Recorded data
-------------------------

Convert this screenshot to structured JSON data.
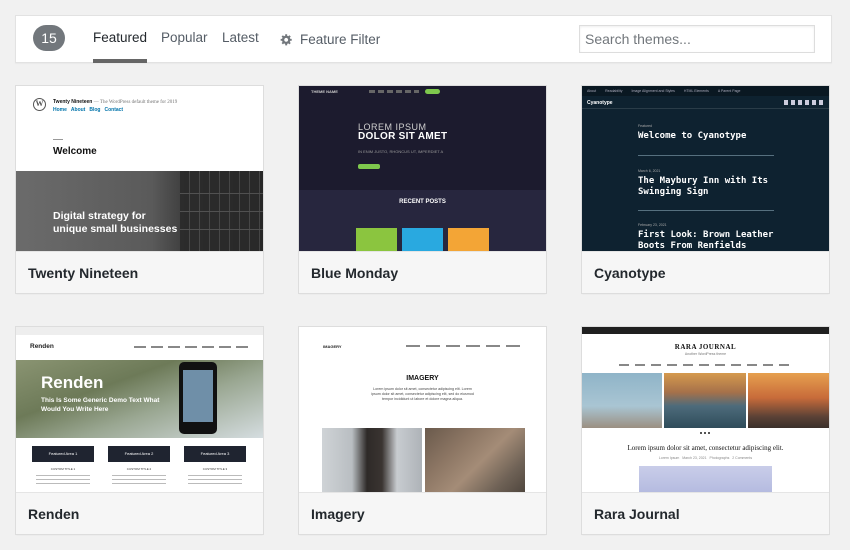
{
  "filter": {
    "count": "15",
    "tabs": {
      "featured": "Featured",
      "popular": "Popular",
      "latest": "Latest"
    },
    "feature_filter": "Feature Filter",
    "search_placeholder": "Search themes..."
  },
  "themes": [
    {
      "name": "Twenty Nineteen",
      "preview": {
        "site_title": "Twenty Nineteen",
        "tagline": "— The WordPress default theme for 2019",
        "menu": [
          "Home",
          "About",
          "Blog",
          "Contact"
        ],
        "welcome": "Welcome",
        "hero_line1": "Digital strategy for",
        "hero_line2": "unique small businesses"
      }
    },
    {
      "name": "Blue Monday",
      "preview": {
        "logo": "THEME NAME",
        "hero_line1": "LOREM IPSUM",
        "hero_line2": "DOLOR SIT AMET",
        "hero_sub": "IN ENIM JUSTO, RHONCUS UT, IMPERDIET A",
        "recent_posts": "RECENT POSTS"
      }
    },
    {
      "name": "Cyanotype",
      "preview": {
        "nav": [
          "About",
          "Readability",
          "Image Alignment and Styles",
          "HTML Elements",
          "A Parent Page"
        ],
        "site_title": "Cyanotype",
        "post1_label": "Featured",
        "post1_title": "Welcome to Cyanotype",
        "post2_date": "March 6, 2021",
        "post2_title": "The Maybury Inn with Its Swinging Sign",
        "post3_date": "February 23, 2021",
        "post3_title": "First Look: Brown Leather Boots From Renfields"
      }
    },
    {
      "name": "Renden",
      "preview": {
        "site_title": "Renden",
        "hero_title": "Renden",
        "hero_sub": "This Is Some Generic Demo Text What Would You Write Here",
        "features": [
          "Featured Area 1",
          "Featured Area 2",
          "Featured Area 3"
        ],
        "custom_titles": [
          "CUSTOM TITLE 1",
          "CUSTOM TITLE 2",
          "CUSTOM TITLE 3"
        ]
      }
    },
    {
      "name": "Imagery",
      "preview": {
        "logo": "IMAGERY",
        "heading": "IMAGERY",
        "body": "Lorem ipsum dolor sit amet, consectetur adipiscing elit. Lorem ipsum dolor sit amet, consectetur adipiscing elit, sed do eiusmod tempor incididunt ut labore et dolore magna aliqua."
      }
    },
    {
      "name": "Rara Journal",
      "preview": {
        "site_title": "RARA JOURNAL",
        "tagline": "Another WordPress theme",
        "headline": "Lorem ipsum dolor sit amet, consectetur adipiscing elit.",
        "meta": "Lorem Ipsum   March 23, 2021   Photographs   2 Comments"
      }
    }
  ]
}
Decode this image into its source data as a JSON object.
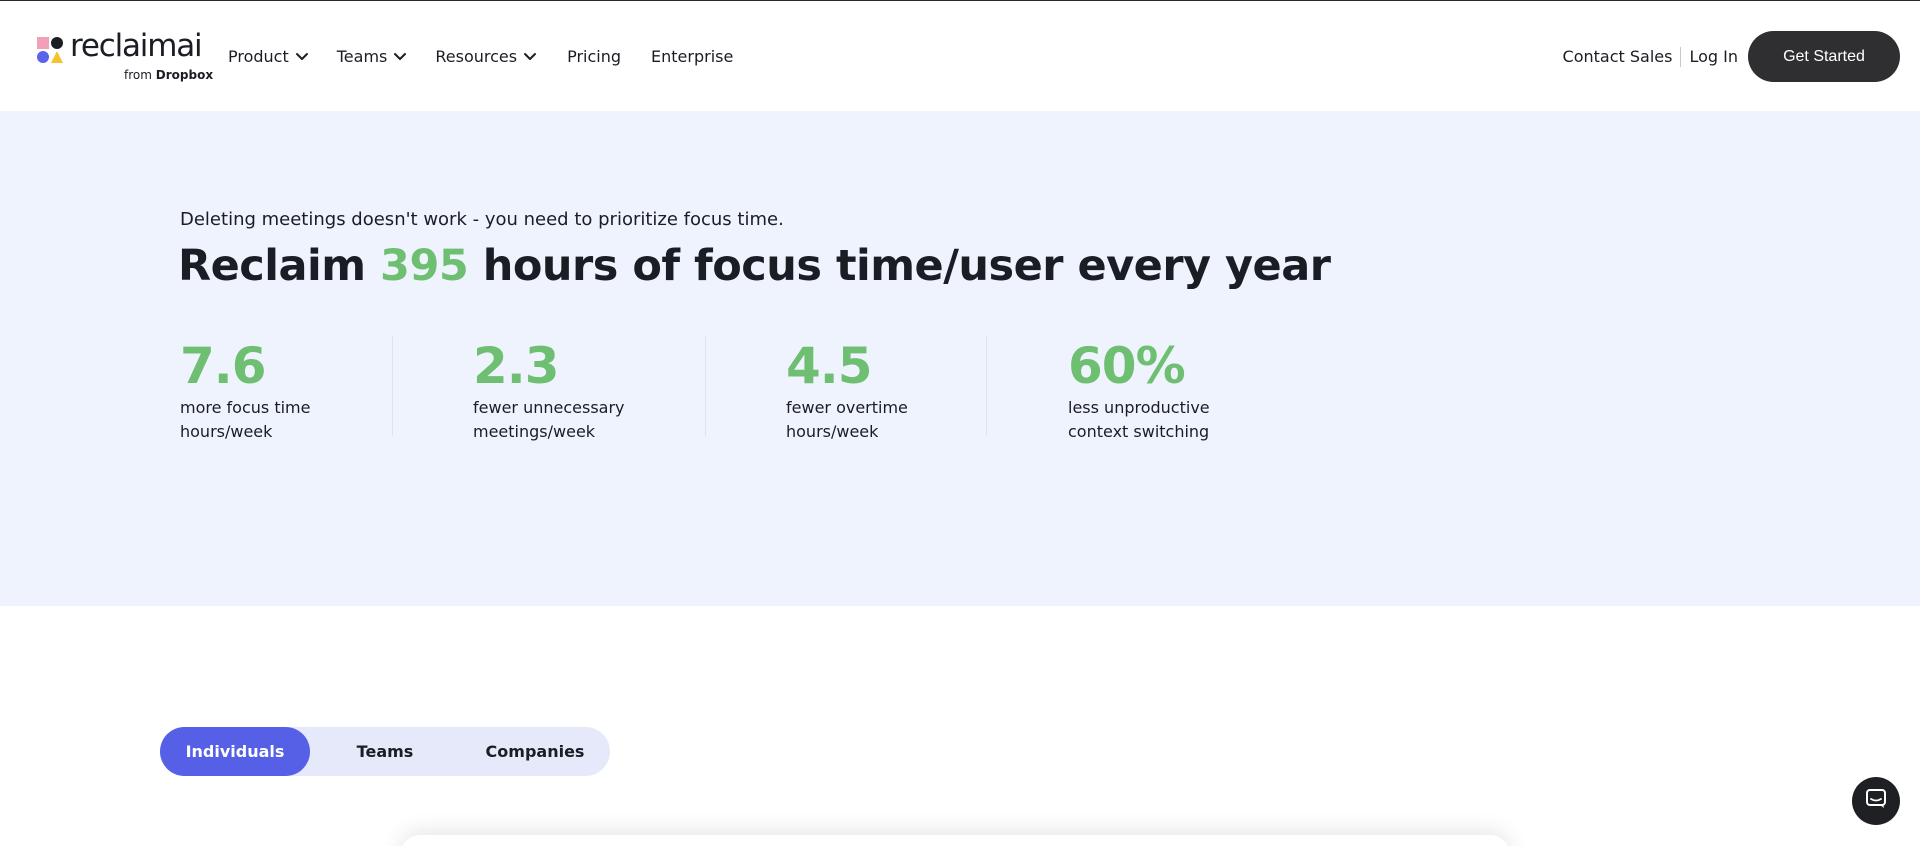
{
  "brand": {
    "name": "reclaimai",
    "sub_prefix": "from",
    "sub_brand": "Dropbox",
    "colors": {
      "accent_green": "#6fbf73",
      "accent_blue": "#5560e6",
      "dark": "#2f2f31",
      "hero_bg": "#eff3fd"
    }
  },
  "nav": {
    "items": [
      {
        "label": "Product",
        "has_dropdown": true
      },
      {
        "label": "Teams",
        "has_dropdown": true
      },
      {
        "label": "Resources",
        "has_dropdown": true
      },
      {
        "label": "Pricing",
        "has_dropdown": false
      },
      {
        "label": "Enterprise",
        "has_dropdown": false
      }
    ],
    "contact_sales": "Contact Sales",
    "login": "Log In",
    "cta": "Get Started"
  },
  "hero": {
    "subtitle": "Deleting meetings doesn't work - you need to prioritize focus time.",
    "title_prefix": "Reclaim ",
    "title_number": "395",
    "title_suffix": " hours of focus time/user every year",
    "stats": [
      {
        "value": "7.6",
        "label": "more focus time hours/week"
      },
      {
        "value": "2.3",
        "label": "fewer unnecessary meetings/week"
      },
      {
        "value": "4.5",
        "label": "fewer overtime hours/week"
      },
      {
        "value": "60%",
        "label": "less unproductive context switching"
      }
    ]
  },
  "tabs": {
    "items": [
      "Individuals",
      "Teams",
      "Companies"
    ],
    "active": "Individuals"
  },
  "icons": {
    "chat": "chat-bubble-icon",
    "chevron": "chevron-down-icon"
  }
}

-------------------------

■ **EXERCISE OBJECTIVE**: Strip out the images, then output the records above word for word.

■ **SOLVED EXERCISE**:
Convert this screenshot to structured JSON data.
{
  "filter": {
    "count": "15",
    "tabs": {
      "featured": "Featured",
      "popular": "Popular",
      "latest": "Latest"
    },
    "feature_filter": "Feature Filter",
    "search_placeholder": "Search themes..."
  },
  "themes": [
    {
      "name": "Twenty Nineteen",
      "preview": {
        "site_title": "Twenty Nineteen",
        "tagline": "— The WordPress default theme for 2019",
        "menu": [
          "Home",
          "About",
          "Blog",
          "Contact"
        ],
        "welcome": "Welcome",
        "hero_line1": "Digital strategy for",
        "hero_line2": "unique small businesses"
      }
    },
    {
      "name": "Blue Monday",
      "preview": {
        "logo": "THEME NAME",
        "hero_line1": "LOREM IPSUM",
        "hero_line2": "DOLOR SIT AMET",
        "hero_sub": "IN ENIM JUSTO, RHONCUS UT, IMPERDIET A",
        "recent_posts": "RECENT POSTS"
      }
    },
    {
      "name": "Cyanotype",
      "preview": {
        "nav": [
          "About",
          "Readability",
          "Image Alignment and Styles",
          "HTML Elements",
          "A Parent Page"
        ],
        "site_title": "Cyanotype",
        "post1_label": "Featured",
        "post1_title": "Welcome to Cyanotype",
        "post2_date": "March 6, 2021",
        "post2_title": "The Maybury Inn with Its Swinging Sign",
        "post3_date": "February 23, 2021",
        "post3_title": "First Look: Brown Leather Boots From Renfields"
      }
    },
    {
      "name": "Renden",
      "preview": {
        "site_title": "Renden",
        "hero_title": "Renden",
        "hero_sub": "This Is Some Generic Demo Text What Would You Write Here",
        "features": [
          "Featured Area 1",
          "Featured Area 2",
          "Featured Area 3"
        ],
        "custom_titles": [
          "CUSTOM TITLE 1",
          "CUSTOM TITLE 2",
          "CUSTOM TITLE 3"
        ]
      }
    },
    {
      "name": "Imagery",
      "preview": {
        "logo": "IMAGERY",
        "heading": "IMAGERY",
        "body": "Lorem ipsum dolor sit amet, consectetur adipiscing elit. Lorem ipsum dolor sit amet, consectetur adipiscing elit, sed do eiusmod tempor incididunt ut labore et dolore magna aliqua."
      }
    },
    {
      "name": "Rara Journal",
      "preview": {
        "site_title": "RARA JOURNAL",
        "tagline": "Another WordPress theme",
        "headline": "Lorem ipsum dolor sit amet, consectetur adipiscing elit.",
        "meta": "Lorem Ipsum   March 23, 2021   Photographs   2 Comments"
      }
    }
  ]
}
Decode this image into its source data as a JSON object.
{
  "brand": {
    "name": "reclaimai",
    "sub_prefix": "from",
    "sub_brand": "Dropbox",
    "colors": {
      "accent_green": "#6fbf73",
      "accent_blue": "#5560e6",
      "dark": "#2f2f31",
      "hero_bg": "#eff3fd"
    }
  },
  "nav": {
    "items": [
      {
        "label": "Product",
        "has_dropdown": true
      },
      {
        "label": "Teams",
        "has_dropdown": true
      },
      {
        "label": "Resources",
        "has_dropdown": true
      },
      {
        "label": "Pricing",
        "has_dropdown": false
      },
      {
        "label": "Enterprise",
        "has_dropdown": false
      }
    ],
    "contact_sales": "Contact Sales",
    "login": "Log In",
    "cta": "Get Started"
  },
  "hero": {
    "subtitle": "Deleting meetings doesn't work - you need to prioritize focus time.",
    "title_prefix": "Reclaim ",
    "title_number": "395",
    "title_suffix": " hours of focus time/user every year",
    "stats": [
      {
        "value": "7.6",
        "label": "more focus time hours/week"
      },
      {
        "value": "2.3",
        "label": "fewer unnecessary meetings/week"
      },
      {
        "value": "4.5",
        "label": "fewer overtime hours/week"
      },
      {
        "value": "60%",
        "label": "less unproductive context switching"
      }
    ]
  },
  "tabs": {
    "items": [
      "Individuals",
      "Teams",
      "Companies"
    ],
    "active": "Individuals"
  },
  "icons": {
    "chat": "chat-bubble-icon",
    "chevron": "chevron-down-icon"
  }
}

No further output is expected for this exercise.